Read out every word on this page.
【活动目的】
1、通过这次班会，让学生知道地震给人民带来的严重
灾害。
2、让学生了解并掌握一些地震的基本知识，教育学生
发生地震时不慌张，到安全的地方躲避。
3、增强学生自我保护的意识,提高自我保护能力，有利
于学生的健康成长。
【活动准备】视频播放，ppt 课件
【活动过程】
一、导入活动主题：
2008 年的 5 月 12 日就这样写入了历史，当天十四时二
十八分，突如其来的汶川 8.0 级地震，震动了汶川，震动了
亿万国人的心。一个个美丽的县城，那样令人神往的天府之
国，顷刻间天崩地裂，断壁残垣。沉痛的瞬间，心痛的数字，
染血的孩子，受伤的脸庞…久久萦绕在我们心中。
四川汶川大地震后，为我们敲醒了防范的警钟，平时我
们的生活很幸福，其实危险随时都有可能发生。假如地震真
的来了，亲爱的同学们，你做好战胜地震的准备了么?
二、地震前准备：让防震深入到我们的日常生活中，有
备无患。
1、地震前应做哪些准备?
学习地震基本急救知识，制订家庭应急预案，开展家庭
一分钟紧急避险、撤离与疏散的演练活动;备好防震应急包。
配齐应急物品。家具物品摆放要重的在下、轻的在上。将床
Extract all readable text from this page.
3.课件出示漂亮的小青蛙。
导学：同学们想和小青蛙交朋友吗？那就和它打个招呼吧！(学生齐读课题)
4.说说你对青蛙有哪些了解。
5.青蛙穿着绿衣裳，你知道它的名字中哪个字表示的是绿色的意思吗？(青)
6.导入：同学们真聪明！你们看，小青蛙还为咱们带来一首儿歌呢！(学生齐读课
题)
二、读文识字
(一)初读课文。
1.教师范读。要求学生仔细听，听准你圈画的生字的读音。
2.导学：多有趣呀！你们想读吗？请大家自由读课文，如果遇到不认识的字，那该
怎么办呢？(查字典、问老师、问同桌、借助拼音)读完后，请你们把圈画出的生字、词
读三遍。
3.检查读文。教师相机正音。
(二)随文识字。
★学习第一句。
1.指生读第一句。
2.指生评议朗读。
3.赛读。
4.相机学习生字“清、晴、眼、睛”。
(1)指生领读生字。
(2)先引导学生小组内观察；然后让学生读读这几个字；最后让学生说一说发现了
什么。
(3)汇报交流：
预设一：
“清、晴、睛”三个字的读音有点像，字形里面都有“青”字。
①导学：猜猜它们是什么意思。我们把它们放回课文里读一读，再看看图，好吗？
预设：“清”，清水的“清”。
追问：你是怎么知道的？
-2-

» **AIM OF THE EXERCISE**
Return every line of the material exactly.

» **FINAL RESULT**
Read out every word on this page.
【活动目的】
1、通过这次班会，让学生知道地震给人民带来的严重
灾害。
2、让学生了解并掌握一些地震的基本知识，教育学生
发生地震时不慌张，到安全的地方躲避。
3、增强学生自我保护的意识,提高自我保护能力，有利
于学生的健康成长。
【活动准备】视频播放，ppt 课件
【活动过程】
一、导入活动主题：
2008 年的 5 月 12 日就这样写入了历史，当天十四时二
十八分，突如其来的汶川 8.0 级地震，震动了汶川，震动了
亿万国人的心。一个个美丽的县城，那样令人神往的天府之
国，顷刻间天崩地裂，断壁残垣。沉痛的瞬间，心痛的数字，
染血的孩子，受伤的脸庞…久久萦绕在我们心中。
四川汶川大地震后，为我们敲醒了防范的警钟，平时我
们的生活很幸福，其实危险随时都有可能发生。假如地震真
的来了，亲爱的同学们，你做好战胜地震的准备了么?
二、地震前准备：让防震深入到我们的日常生活中，有
备无患。
1、地震前应做哪些准备?
学习地震基本急救知识，制订家庭应急预案，开展家庭
一分钟紧急避险、撤离与疏散的演练活动;备好防震应急包。
配齐应急物品。家具物品摆放要重的在下、轻的在上。将床
Extract all readable text from this page.
3.课件出示漂亮的小青蛙。
导学：同学们想和小青蛙交朋友吗？那就和它打个招呼吧！(学生齐读课题)
4.说说你对青蛙有哪些了解。
5.青蛙穿着绿衣裳，你知道它的名字中哪个字表示的是绿色的意思吗？(青)
6.导入：同学们真聪明！你们看，小青蛙还为咱们带来一首儿歌呢！(学生齐读课
题)
二、读文识字
(一)初读课文。
1.教师范读。要求学生仔细听，听准你圈画的生字的读音。
2.导学：多有趣呀！你们想读吗？请大家自由读课文，如果遇到不认识的字，那该
怎么办呢？(查字典、问老师、问同桌、借助拼音)读完后，请你们把圈画出的生字、词
读三遍。
3.检查读文。教师相机正音。
(二)随文识字。
★学习第一句。
1.指生读第一句。
2.指生评议朗读。
3.赛读。
4.相机学习生字“清、晴、眼、睛”。
(1)指生领读生字。
(2)先引导学生小组内观察；然后让学生读读这几个字；最后让学生说一说发现了
什么。
(3)汇报交流：
预设一：
“清、晴、睛”三个字的读音有点像，字形里面都有“青”字。
①导学：猜猜它们是什么意思。我们把它们放回课文里读一读，再看看图，好吗？
预设：“清”，清水的“清”。
追问：你是怎么知道的？
-2-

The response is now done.